[Records from a data collection]
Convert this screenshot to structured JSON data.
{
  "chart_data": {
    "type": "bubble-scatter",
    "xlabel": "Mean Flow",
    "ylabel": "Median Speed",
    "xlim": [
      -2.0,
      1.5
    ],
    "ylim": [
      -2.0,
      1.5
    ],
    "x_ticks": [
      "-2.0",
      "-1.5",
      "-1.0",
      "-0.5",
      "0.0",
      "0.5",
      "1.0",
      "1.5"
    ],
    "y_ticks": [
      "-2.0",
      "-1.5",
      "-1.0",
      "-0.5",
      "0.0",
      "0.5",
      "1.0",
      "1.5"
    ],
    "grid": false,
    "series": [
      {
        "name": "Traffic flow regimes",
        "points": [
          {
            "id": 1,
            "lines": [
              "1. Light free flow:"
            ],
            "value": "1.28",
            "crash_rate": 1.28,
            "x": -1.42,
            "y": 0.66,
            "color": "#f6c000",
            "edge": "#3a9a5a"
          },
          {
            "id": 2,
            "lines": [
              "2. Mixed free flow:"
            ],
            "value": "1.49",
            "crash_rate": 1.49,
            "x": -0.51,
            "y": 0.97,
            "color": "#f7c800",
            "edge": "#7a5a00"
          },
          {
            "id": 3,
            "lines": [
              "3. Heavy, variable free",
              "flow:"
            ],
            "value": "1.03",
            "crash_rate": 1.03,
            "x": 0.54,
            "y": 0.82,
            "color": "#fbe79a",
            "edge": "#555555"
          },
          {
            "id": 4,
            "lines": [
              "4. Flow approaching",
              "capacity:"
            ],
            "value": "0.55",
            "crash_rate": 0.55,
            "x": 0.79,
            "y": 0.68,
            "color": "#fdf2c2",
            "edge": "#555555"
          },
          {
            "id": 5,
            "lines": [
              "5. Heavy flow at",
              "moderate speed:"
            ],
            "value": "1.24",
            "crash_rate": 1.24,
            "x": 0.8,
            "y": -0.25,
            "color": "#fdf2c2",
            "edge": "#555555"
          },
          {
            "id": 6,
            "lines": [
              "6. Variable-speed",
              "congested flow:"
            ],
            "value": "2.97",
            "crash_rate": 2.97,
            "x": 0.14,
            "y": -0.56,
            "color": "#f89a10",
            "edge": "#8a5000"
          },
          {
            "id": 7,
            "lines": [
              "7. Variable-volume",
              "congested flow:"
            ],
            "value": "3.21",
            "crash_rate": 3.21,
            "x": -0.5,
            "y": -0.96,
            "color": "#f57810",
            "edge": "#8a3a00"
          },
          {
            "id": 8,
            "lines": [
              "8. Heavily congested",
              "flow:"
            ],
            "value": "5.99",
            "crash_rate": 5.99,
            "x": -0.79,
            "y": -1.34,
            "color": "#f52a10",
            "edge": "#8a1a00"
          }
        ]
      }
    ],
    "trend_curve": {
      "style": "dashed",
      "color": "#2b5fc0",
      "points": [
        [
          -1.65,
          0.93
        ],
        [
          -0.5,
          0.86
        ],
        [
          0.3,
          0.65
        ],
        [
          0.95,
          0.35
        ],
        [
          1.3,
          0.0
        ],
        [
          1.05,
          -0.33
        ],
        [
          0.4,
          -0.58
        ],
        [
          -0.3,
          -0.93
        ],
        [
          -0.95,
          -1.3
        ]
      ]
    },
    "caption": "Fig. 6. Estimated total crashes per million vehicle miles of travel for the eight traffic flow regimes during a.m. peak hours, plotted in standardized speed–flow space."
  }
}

» PROBLEM TO WORK ON: Reproduce the material in full, with no word added or dropped.

» TASK RESPONSE:
Convert this screenshot to structured JSON data.
{
  "chart_data": {
    "type": "bubble-scatter",
    "xlabel": "Mean Flow",
    "ylabel": "Median Speed",
    "xlim": [
      -2.0,
      1.5
    ],
    "ylim": [
      -2.0,
      1.5
    ],
    "x_ticks": [
      "-2.0",
      "-1.5",
      "-1.0",
      "-0.5",
      "0.0",
      "0.5",
      "1.0",
      "1.5"
    ],
    "y_ticks": [
      "-2.0",
      "-1.5",
      "-1.0",
      "-0.5",
      "0.0",
      "0.5",
      "1.0",
      "1.5"
    ],
    "grid": false,
    "series": [
      {
        "name": "Traffic flow regimes",
        "points": [
          {
            "id": 1,
            "lines": [
              "1. Light free flow:"
            ],
            "value": "1.28",
            "crash_rate": 1.28,
            "x": -1.42,
            "y": 0.66,
            "color": "#f6c000",
            "edge": "#3a9a5a"
          },
          {
            "id": 2,
            "lines": [
              "2. Mixed free flow:"
            ],
            "value": "1.49",
            "crash_rate": 1.49,
            "x": -0.51,
            "y": 0.97,
            "color": "#f7c800",
            "edge": "#7a5a00"
          },
          {
            "id": 3,
            "lines": [
              "3. Heavy, variable free",
              "flow:"
            ],
            "value": "1.03",
            "crash_rate": 1.03,
            "x": 0.54,
            "y": 0.82,
            "color": "#fbe79a",
            "edge": "#555555"
          },
          {
            "id": 4,
            "lines": [
              "4. Flow approaching",
              "capacity:"
            ],
            "value": "0.55",
            "crash_rate": 0.55,
            "x": 0.79,
            "y": 0.68,
            "color": "#fdf2c2",
            "edge": "#555555"
          },
          {
            "id": 5,
            "lines": [
              "5. Heavy flow at",
              "moderate speed:"
            ],
            "value": "1.24",
            "crash_rate": 1.24,
            "x": 0.8,
            "y": -0.25,
            "color": "#fdf2c2",
            "edge": "#555555"
          },
          {
            "id": 6,
            "lines": [
              "6. Variable-speed",
              "congested flow:"
            ],
            "value": "2.97",
            "crash_rate": 2.97,
            "x": 0.14,
            "y": -0.56,
            "color": "#f89a10",
            "edge": "#8a5000"
          },
          {
            "id": 7,
            "lines": [
              "7. Variable-volume",
              "congested flow:"
            ],
            "value": "3.21",
            "crash_rate": 3.21,
            "x": -0.5,
            "y": -0.96,
            "color": "#f57810",
            "edge": "#8a3a00"
          },
          {
            "id": 8,
            "lines": [
              "8. Heavily congested",
              "flow:"
            ],
            "value": "5.99",
            "crash_rate": 5.99,
            "x": -0.79,
            "y": -1.34,
            "color": "#f52a10",
            "edge": "#8a1a00"
          }
        ]
      }
    ],
    "trend_curve": {
      "style": "dashed",
      "color": "#2b5fc0",
      "points": [
        [
          -1.65,
          0.93
        ],
        [
          -0.5,
          0.86
        ],
        [
          0.3,
          0.65
        ],
        [
          0.95,
          0.35
        ],
        [
          1.3,
          0.0
        ],
        [
          1.05,
          -0.33
        ],
        [
          0.4,
          -0.58
        ],
        [
          -0.3,
          -0.93
        ],
        [
          -0.95,
          -1.3
        ]
      ]
    },
    "caption": "Fig. 6. Estimated total crashes per million vehicle miles of travel for the eight traffic flow regimes during a.m. peak hours, plotted in standardized speed–flow space."
  }
}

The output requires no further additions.